## LISTED ENTRIES
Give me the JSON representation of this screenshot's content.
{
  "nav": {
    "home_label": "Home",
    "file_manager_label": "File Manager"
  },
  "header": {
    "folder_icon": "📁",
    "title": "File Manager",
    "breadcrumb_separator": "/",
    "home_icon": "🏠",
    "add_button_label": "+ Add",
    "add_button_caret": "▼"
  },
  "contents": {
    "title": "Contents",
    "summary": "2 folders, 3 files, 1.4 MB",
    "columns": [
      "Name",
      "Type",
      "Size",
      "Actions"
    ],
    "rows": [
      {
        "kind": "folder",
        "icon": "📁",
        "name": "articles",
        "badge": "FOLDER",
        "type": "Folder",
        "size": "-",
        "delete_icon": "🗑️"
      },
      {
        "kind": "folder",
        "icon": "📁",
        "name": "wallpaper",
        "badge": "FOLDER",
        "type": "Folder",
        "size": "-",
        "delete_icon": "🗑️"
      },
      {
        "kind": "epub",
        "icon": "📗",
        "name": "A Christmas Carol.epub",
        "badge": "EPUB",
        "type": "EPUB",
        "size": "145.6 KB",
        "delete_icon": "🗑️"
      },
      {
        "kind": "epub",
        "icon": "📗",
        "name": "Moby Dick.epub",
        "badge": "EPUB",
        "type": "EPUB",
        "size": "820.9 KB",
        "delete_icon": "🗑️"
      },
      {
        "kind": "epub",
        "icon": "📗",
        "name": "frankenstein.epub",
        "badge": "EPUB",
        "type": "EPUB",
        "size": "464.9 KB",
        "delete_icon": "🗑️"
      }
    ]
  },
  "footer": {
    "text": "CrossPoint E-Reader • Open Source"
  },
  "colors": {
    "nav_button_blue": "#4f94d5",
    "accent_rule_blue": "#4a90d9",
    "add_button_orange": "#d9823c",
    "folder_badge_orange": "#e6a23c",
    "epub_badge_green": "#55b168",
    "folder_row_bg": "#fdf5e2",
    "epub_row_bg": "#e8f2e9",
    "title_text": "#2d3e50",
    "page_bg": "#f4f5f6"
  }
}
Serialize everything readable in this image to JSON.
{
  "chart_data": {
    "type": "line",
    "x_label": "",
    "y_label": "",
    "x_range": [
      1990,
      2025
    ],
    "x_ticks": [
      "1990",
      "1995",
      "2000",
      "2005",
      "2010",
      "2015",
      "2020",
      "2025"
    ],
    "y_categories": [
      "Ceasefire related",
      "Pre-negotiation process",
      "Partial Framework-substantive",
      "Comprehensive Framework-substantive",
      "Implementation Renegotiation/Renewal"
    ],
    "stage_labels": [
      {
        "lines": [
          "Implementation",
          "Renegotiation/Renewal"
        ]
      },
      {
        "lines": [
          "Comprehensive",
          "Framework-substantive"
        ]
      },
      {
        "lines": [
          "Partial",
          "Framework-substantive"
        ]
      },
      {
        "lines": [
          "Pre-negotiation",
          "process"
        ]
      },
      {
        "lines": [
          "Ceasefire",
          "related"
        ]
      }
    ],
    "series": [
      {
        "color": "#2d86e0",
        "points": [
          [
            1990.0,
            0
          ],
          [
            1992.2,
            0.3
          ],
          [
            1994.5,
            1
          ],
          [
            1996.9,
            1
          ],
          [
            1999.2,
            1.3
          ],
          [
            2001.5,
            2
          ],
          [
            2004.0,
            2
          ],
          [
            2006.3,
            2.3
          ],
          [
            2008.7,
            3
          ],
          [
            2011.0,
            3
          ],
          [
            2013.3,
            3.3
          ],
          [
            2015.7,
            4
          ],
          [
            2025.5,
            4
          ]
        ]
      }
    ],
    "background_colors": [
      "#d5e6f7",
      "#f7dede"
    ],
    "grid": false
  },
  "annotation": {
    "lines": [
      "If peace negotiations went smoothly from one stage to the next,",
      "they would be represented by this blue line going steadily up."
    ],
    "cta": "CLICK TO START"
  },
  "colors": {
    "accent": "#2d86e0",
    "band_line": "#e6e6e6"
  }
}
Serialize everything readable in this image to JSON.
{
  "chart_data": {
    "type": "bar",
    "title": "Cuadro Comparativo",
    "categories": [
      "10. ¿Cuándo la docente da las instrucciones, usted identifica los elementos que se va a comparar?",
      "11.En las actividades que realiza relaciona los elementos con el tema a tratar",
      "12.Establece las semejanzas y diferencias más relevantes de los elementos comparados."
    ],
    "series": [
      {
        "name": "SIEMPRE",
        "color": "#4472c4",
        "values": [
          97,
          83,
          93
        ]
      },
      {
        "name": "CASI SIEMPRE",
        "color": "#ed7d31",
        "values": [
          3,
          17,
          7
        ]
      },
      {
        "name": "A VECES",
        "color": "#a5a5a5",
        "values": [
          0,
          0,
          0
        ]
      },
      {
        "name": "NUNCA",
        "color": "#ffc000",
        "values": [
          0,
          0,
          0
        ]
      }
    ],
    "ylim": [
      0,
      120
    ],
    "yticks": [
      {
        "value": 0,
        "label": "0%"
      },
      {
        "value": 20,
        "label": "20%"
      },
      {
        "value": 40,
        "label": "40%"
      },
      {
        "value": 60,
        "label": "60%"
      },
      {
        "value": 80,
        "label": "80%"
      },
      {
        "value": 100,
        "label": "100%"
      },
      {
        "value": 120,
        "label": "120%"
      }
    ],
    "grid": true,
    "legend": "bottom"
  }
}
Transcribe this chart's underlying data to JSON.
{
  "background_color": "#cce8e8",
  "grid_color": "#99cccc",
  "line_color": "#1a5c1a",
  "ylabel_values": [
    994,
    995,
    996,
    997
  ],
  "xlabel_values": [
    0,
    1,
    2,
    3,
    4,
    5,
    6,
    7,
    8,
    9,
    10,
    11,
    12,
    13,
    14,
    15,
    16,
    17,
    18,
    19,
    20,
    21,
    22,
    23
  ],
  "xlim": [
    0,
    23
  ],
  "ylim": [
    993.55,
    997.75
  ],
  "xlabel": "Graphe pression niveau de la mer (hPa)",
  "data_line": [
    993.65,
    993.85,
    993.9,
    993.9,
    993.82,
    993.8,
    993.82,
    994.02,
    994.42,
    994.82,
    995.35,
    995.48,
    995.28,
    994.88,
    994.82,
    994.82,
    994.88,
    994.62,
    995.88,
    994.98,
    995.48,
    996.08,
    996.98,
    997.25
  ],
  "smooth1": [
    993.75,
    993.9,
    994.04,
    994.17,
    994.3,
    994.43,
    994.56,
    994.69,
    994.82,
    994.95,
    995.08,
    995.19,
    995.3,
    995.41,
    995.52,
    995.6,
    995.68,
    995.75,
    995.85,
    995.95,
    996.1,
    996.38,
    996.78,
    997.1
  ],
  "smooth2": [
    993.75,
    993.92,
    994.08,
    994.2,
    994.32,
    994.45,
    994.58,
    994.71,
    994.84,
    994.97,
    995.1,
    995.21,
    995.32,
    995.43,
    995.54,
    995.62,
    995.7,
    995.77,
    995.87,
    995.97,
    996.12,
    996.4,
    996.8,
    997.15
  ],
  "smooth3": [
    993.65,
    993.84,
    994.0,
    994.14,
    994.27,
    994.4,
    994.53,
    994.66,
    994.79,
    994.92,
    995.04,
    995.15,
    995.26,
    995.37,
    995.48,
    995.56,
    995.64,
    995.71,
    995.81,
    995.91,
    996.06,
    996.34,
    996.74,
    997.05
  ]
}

## STATED EXERCISE
Copy every line of the data that holds the string "Comprehensive".

## WRITTEN SOLUTION
      "Comprehensive Framework-substantive",
          "Comprehensive",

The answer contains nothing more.